▸ Objective
Extract the text of every entry below exactly; leave images out.

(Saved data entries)
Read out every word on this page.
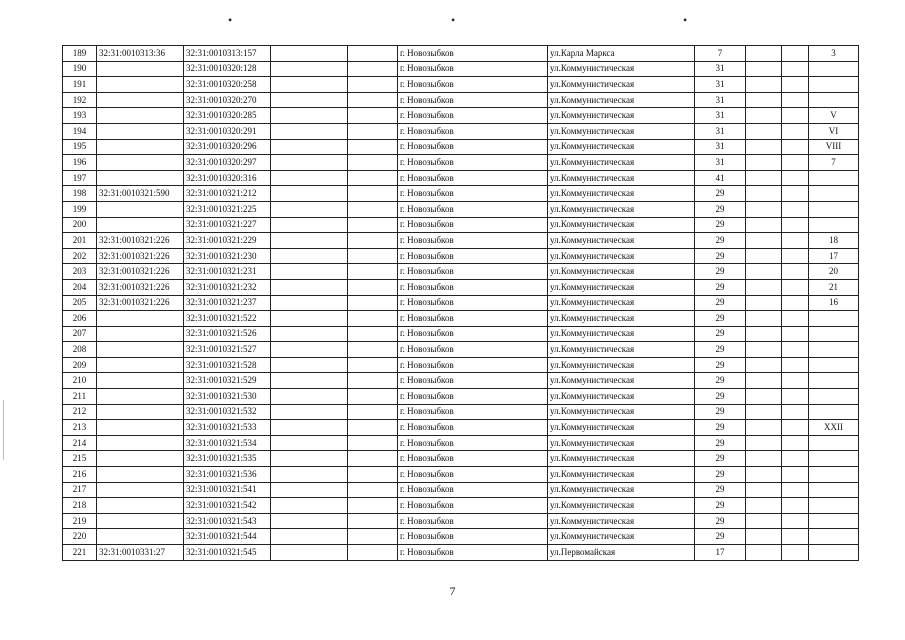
•	•	•
189	32:31:0010313:36	32:31:0010313:157			г. Новозыбков	ул.Карла Маркса	7			3
190		32:31:0010320:128			г. Новозыбков	ул.Коммунистическая	31			
191		32:31:0010320:258			г. Новозыбков	ул.Коммунистическая	31			
192		32:31:0010320:270			г. Новозыбков	ул.Коммунистическая	31			
193		32:31:0010320:285			г. Новозыбков	ул.Коммунистическая	31			V
194		32:31:0010320:291			г. Новозыбков	ул.Коммунистическая	31			VI
195		32:31:0010320:296			г. Новозыбков	ул.Коммунистическая	31			VIII
196		32:31:0010320:297			г. Новозыбков	ул.Коммунистическая	31			7
197		32:31:0010320:316			г. Новозыбков	ул.Коммунистическая	41			
198	32:31:0010321:590	32:31:0010321:212			г. Новозыбков	ул.Коммунистическая	29			
199		32:31:0010321:225			г. Новозыбков	ул.Коммунистическая	29			
200		32:31:0010321:227			г. Новозыбков	ул.Коммунистическая	29			
201	32:31:0010321:226	32:31:0010321:229			г. Новозыбков	ул.Коммунистическая	29			18
202	32:31:0010321:226	32:31:0010321:230			г. Новозыбков	ул.Коммунистическая	29			17
203	32:31:0010321:226	32:31:0010321:231			г. Новозыбков	ул.Коммунистическая	29			20
204	32:31:0010321:226	32:31:0010321:232			г. Новозыбков	ул.Коммунистическая	29			21
205	32:31:0010321:226	32:31:0010321:237			г. Новозыбков	ул.Коммунистическая	29			16
206		32:31:0010321:522			г. Новозыбков	ул.Коммунистическая	29			
207		32:31:0010321:526			г. Новозыбков	ул.Коммунистическая	29			
208		32:31:0010321:527			г. Новозыбков	ул.Коммунистическая	29			
209		32:31:0010321:528			г. Новозыбков	ул.Коммунистическая	29			
210		32:31:0010321:529			г. Новозыбков	ул.Коммунистическая	29			
211		32:31:0010321:530			г. Новозыбков	ул.Коммунистическая	29			
212		32:31:0010321:532			г. Новозыбков	ул.Коммунистическая	29			
213		32:31:0010321:533			г. Новозыбков	ул.Коммунистическая	29			XXII
214		32:31:0010321:534			г. Новозыбков	ул.Коммунистическая	29			
215		32:31:0010321:535			г. Новозыбков	ул.Коммунистическая	29			
216		32:31:0010321:536			г. Новозыбков	ул.Коммунистическая	29			
217		32:31:0010321:541			г. Новозыбков	ул.Коммунистическая	29			
218		32:31:0010321:542			г. Новозыбков	ул.Коммунистическая	29			
219		32:31:0010321:543			г. Новозыбков	ул.Коммунистическая	29			
220		32:31:0010321:544			г. Новозыбков	ул.Коммунистическая	29			
221	32:31:0010331:27	32:31:0010321:545			г. Новозыбков	ул.Первомайская	17			
7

▸ Exercise answer
Read out every word on this page.
•	•	•
189	32:31:0010313:36	32:31:0010313:157			г. Новозыбков	ул.Карла Маркса	7			3
190		32:31:0010320:128			г. Новозыбков	ул.Коммунистическая	31			
191		32:31:0010320:258			г. Новозыбков	ул.Коммунистическая	31			
192		32:31:0010320:270			г. Новозыбков	ул.Коммунистическая	31			
193		32:31:0010320:285			г. Новозыбков	ул.Коммунистическая	31			V
194		32:31:0010320:291			г. Новозыбков	ул.Коммунистическая	31			VI
195		32:31:0010320:296			г. Новозыбков	ул.Коммунистическая	31			VIII
196		32:31:0010320:297			г. Новозыбков	ул.Коммунистическая	31			7
197		32:31:0010320:316			г. Новозыбков	ул.Коммунистическая	41			
198	32:31:0010321:590	32:31:0010321:212			г. Новозыбков	ул.Коммунистическая	29			
199		32:31:0010321:225			г. Новозыбков	ул.Коммунистическая	29			
200		32:31:0010321:227			г. Новозыбков	ул.Коммунистическая	29			
201	32:31:0010321:226	32:31:0010321:229			г. Новозыбков	ул.Коммунистическая	29			18
202	32:31:0010321:226	32:31:0010321:230			г. Новозыбков	ул.Коммунистическая	29			17
203	32:31:0010321:226	32:31:0010321:231			г. Новозыбков	ул.Коммунистическая	29			20
204	32:31:0010321:226	32:31:0010321:232			г. Новозыбков	ул.Коммунистическая	29			21
205	32:31:0010321:226	32:31:0010321:237			г. Новозыбков	ул.Коммунистическая	29			16
206		32:31:0010321:522			г. Новозыбков	ул.Коммунистическая	29			
207		32:31:0010321:526			г. Новозыбков	ул.Коммунистическая	29			
208		32:31:0010321:527			г. Новозыбков	ул.Коммунистическая	29			
209		32:31:0010321:528			г. Новозыбков	ул.Коммунистическая	29			
210		32:31:0010321:529			г. Новозыбков	ул.Коммунистическая	29			
211		32:31:0010321:530			г. Новозыбков	ул.Коммунистическая	29			
212		32:31:0010321:532			г. Новозыбков	ул.Коммунистическая	29			
213		32:31:0010321:533			г. Новозыбков	ул.Коммунистическая	29			XXII
214		32:31:0010321:534			г. Новозыбков	ул.Коммунистическая	29			
215		32:31:0010321:535			г. Новозыбков	ул.Коммунистическая	29			
216		32:31:0010321:536			г. Новозыбков	ул.Коммунистическая	29			
217		32:31:0010321:541			г. Новозыбков	ул.Коммунистическая	29			
218		32:31:0010321:542			г. Новозыбков	ул.Коммунистическая	29			
219		32:31:0010321:543			г. Новозыбков	ул.Коммунистическая	29			
220		32:31:0010321:544			г. Новозыбков	ул.Коммунистическая	29			
221	32:31:0010331:27	32:31:0010321:545			г. Новозыбков	ул.Первомайская	17			
7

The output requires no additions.